--- begin ENTRIES SHOWN ---
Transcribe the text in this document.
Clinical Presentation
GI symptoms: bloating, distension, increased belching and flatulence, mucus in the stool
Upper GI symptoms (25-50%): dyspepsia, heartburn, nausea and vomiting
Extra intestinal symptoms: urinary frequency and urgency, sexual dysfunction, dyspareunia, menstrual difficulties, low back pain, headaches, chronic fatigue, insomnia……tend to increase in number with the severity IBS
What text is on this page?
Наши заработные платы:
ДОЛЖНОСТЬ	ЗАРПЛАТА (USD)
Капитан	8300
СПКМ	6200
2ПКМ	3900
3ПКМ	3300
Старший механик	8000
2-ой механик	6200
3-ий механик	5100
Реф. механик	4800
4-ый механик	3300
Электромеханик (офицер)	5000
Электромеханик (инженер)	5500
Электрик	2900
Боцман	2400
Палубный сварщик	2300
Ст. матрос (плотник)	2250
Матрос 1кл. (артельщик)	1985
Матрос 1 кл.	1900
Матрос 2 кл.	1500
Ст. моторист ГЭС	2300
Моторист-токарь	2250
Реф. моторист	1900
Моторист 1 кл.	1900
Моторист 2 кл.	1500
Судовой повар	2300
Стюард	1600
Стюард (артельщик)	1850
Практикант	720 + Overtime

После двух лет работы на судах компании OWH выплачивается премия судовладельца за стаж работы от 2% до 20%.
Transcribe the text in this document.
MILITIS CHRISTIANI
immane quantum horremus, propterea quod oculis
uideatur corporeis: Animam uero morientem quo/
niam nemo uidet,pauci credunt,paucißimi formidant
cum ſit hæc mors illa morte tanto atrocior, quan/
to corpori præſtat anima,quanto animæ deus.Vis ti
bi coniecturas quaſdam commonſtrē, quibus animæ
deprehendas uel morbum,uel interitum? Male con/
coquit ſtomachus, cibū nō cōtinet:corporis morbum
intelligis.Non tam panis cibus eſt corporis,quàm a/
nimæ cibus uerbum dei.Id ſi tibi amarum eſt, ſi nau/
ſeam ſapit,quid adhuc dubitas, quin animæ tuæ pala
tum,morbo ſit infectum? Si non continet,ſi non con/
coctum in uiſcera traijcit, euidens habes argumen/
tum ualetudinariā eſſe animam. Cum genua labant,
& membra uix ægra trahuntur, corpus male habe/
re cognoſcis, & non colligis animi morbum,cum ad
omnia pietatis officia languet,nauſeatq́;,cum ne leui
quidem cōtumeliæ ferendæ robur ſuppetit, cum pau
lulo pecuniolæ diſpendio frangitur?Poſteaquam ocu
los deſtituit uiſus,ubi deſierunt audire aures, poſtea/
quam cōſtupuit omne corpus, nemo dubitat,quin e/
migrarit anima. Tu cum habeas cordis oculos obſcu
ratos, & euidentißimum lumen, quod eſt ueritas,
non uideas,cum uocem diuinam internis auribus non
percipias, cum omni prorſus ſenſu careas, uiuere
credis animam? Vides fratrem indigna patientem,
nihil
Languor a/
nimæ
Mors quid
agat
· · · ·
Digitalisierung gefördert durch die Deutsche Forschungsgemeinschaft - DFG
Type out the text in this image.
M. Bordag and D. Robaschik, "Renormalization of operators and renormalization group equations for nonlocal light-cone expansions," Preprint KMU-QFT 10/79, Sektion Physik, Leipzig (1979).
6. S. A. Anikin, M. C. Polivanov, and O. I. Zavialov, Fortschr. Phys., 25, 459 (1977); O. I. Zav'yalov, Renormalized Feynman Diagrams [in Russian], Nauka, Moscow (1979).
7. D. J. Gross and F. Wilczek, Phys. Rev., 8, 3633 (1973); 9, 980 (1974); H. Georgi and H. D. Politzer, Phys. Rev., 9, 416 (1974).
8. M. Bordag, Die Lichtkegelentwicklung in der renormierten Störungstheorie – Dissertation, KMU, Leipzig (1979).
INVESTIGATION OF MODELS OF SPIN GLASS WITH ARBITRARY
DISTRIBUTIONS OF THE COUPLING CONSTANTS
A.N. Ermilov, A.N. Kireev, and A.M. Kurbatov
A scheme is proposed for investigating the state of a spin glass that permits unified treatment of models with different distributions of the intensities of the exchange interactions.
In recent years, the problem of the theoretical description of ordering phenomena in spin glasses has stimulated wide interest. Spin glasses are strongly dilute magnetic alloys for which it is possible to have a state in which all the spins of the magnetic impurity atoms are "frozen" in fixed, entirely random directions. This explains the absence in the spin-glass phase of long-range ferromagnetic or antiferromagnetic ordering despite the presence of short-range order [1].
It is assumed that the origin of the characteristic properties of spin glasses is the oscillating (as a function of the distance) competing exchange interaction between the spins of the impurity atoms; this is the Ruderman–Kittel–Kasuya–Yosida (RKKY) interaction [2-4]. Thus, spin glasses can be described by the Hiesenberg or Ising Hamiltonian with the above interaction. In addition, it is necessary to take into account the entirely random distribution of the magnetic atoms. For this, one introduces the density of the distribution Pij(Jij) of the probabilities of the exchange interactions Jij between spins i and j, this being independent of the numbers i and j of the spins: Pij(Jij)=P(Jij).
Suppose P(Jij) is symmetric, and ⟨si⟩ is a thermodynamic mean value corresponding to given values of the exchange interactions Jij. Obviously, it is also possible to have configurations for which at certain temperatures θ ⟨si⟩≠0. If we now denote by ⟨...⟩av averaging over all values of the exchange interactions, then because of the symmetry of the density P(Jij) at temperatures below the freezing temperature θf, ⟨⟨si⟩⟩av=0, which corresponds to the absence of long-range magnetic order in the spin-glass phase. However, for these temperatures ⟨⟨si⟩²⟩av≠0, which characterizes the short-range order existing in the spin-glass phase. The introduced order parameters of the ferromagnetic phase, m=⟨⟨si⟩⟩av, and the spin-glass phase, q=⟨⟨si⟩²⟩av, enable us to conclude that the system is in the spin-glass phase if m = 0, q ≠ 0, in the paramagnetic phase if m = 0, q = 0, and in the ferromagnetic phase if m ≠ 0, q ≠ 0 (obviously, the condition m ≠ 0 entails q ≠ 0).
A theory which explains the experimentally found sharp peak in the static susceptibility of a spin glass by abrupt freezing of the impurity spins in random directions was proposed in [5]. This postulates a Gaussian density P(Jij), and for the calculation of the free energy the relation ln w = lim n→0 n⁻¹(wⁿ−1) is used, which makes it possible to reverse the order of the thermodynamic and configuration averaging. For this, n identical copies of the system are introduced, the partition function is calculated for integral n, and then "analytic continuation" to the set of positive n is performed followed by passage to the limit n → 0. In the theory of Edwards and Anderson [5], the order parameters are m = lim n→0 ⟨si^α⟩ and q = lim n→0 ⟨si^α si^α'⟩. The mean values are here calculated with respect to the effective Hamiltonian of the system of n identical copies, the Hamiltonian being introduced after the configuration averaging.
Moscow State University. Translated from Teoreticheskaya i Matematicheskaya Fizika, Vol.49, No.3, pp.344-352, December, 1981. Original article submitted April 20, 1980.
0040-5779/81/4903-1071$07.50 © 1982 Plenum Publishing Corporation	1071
--- end ENTRIES SHOWN ---
- _EXERCISE BRIEF_
Copy all the records above precisely.

- _RIGHT ANSWER_
Transcribe the text in this document.
Clinical Presentation
GI symptoms: bloating, distension, increased belching and flatulence, mucus in the stool
Upper GI symptoms (25-50%): dyspepsia, heartburn, nausea and vomiting
Extra intestinal symptoms: urinary frequency and urgency, sexual dysfunction, dyspareunia, menstrual difficulties, low back pain, headaches, chronic fatigue, insomnia……tend to increase in number with the severity IBS
What text is on this page?
Наши заработные платы:
ДОЛЖНОСТЬ	ЗАРПЛАТА (USD)
Капитан	8300
СПКМ	6200
2ПКМ	3900
3ПКМ	3300
Старший механик	8000
2-ой механик	6200
3-ий механик	5100
Реф. механик	4800
4-ый механик	3300
Электромеханик (офицер)	5000
Электромеханик (инженер)	5500
Электрик	2900
Боцман	2400
Палубный сварщик	2300
Ст. матрос (плотник)	2250
Матрос 1кл. (артельщик)	1985
Матрос 1 кл.	1900
Матрос 2 кл.	1500
Ст. моторист ГЭС	2300
Моторист-токарь	2250
Реф. моторист	1900
Моторист 1 кл.	1900
Моторист 2 кл.	1500
Судовой повар	2300
Стюард	1600
Стюард (артельщик)	1850
Практикант	720 + Overtime

После двух лет работы на судах компании OWH выплачивается премия судовладельца за стаж работы от 2% до 20%.
Transcribe the text in this document.
MILITIS CHRISTIANI
immane quantum horremus, propterea quod oculis
uideatur corporeis: Animam uero morientem quo/
niam nemo uidet,pauci credunt,paucißimi formidant
cum ſit hæc mors illa morte tanto atrocior, quan/
to corpori præſtat anima,quanto animæ deus.Vis ti
bi coniecturas quaſdam commonſtrē, quibus animæ
deprehendas uel morbum,uel interitum? Male con/
coquit ſtomachus, cibū nō cōtinet:corporis morbum
intelligis.Non tam panis cibus eſt corporis,quàm a/
nimæ cibus uerbum dei.Id ſi tibi amarum eſt, ſi nau/
ſeam ſapit,quid adhuc dubitas, quin animæ tuæ pala
tum,morbo ſit infectum? Si non continet,ſi non con/
coctum in uiſcera traijcit, euidens habes argumen/
tum ualetudinariā eſſe animam. Cum genua labant,
& membra uix ægra trahuntur, corpus male habe/
re cognoſcis, & non colligis animi morbum,cum ad
omnia pietatis officia languet,nauſeatq́;,cum ne leui
quidem cōtumeliæ ferendæ robur ſuppetit, cum pau
lulo pecuniolæ diſpendio frangitur?Poſteaquam ocu
los deſtituit uiſus,ubi deſierunt audire aures, poſtea/
quam cōſtupuit omne corpus, nemo dubitat,quin e/
migrarit anima. Tu cum habeas cordis oculos obſcu
ratos, & euidentißimum lumen, quod eſt ueritas,
non uideas,cum uocem diuinam internis auribus non
percipias, cum omni prorſus ſenſu careas, uiuere
credis animam? Vides fratrem indigna patientem,
nihil
Languor a/
nimæ
Mors quid
agat
· · · ·
Digitalisierung gefördert durch die Deutsche Forschungsgemeinschaft - DFG
Type out the text in this image.
M. Bordag and D. Robaschik, "Renormalization of operators and renormalization group equations for nonlocal light-cone expansions," Preprint KMU-QFT 10/79, Sektion Physik, Leipzig (1979).
6. S. A. Anikin, M. C. Polivanov, and O. I. Zavialov, Fortschr. Phys., 25, 459 (1977); O. I. Zav'yalov, Renormalized Feynman Diagrams [in Russian], Nauka, Moscow (1979).
7. D. J. Gross and F. Wilczek, Phys. Rev., 8, 3633 (1973); 9, 980 (1974); H. Georgi and H. D. Politzer, Phys. Rev., 9, 416 (1974).
8. M. Bordag, Die Lichtkegelentwicklung in der renormierten Störungstheorie – Dissertation, KMU, Leipzig (1979).
INVESTIGATION OF MODELS OF SPIN GLASS WITH ARBITRARY
DISTRIBUTIONS OF THE COUPLING CONSTANTS
A.N. Ermilov, A.N. Kireev, and A.M. Kurbatov
A scheme is proposed for investigating the state of a spin glass that permits unified treatment of models with different distributions of the intensities of the exchange interactions.
In recent years, the problem of the theoretical description of ordering phenomena in spin glasses has stimulated wide interest. Spin glasses are strongly dilute magnetic alloys for which it is possible to have a state in which all the spins of the magnetic impurity atoms are "frozen" in fixed, entirely random directions. This explains the absence in the spin-glass phase of long-range ferromagnetic or antiferromagnetic ordering despite the presence of short-range order [1].
It is assumed that the origin of the characteristic properties of spin glasses is the oscillating (as a function of the distance) competing exchange interaction between the spins of the impurity atoms; this is the Ruderman–Kittel–Kasuya–Yosida (RKKY) interaction [2-4]. Thus, spin glasses can be described by the Hiesenberg or Ising Hamiltonian with the above interaction. In addition, it is necessary to take into account the entirely random distribution of the magnetic atoms. For this, one introduces the density of the distribution Pij(Jij) of the probabilities of the exchange interactions Jij between spins i and j, this being independent of the numbers i and j of the spins: Pij(Jij)=P(Jij).
Suppose P(Jij) is symmetric, and ⟨si⟩ is a thermodynamic mean value corresponding to given values of the exchange interactions Jij. Obviously, it is also possible to have configurations for which at certain temperatures θ ⟨si⟩≠0. If we now denote by ⟨...⟩av averaging over all values of the exchange interactions, then because of the symmetry of the density P(Jij) at temperatures below the freezing temperature θf, ⟨⟨si⟩⟩av=0, which corresponds to the absence of long-range magnetic order in the spin-glass phase. However, for these temperatures ⟨⟨si⟩²⟩av≠0, which characterizes the short-range order existing in the spin-glass phase. The introduced order parameters of the ferromagnetic phase, m=⟨⟨si⟩⟩av, and the spin-glass phase, q=⟨⟨si⟩²⟩av, enable us to conclude that the system is in the spin-glass phase if m = 0, q ≠ 0, in the paramagnetic phase if m = 0, q = 0, and in the ferromagnetic phase if m ≠ 0, q ≠ 0 (obviously, the condition m ≠ 0 entails q ≠ 0).
A theory which explains the experimentally found sharp peak in the static susceptibility of a spin glass by abrupt freezing of the impurity spins in random directions was proposed in [5]. This postulates a Gaussian density P(Jij), and for the calculation of the free energy the relation ln w = lim n→0 n⁻¹(wⁿ−1) is used, which makes it possible to reverse the order of the thermodynamic and configuration averaging. For this, n identical copies of the system are introduced, the partition function is calculated for integral n, and then "analytic continuation" to the set of positive n is performed followed by passage to the limit n → 0. In the theory of Edwards and Anderson [5], the order parameters are m = lim n→0 ⟨si^α⟩ and q = lim n→0 ⟨si^α si^α'⟩. The mean values are here calculated with respect to the effective Hamiltonian of the system of n identical copies, the Hamiltonian being introduced after the configuration averaging.
Moscow State University. Translated from Teoreticheskaya i Matematicheskaya Fizika, Vol.49, No.3, pp.344-352, December, 1981. Original article submitted April 20, 1980.
0040-5779/81/4903-1071$07.50 © 1982 Plenum Publishing Corporation	1071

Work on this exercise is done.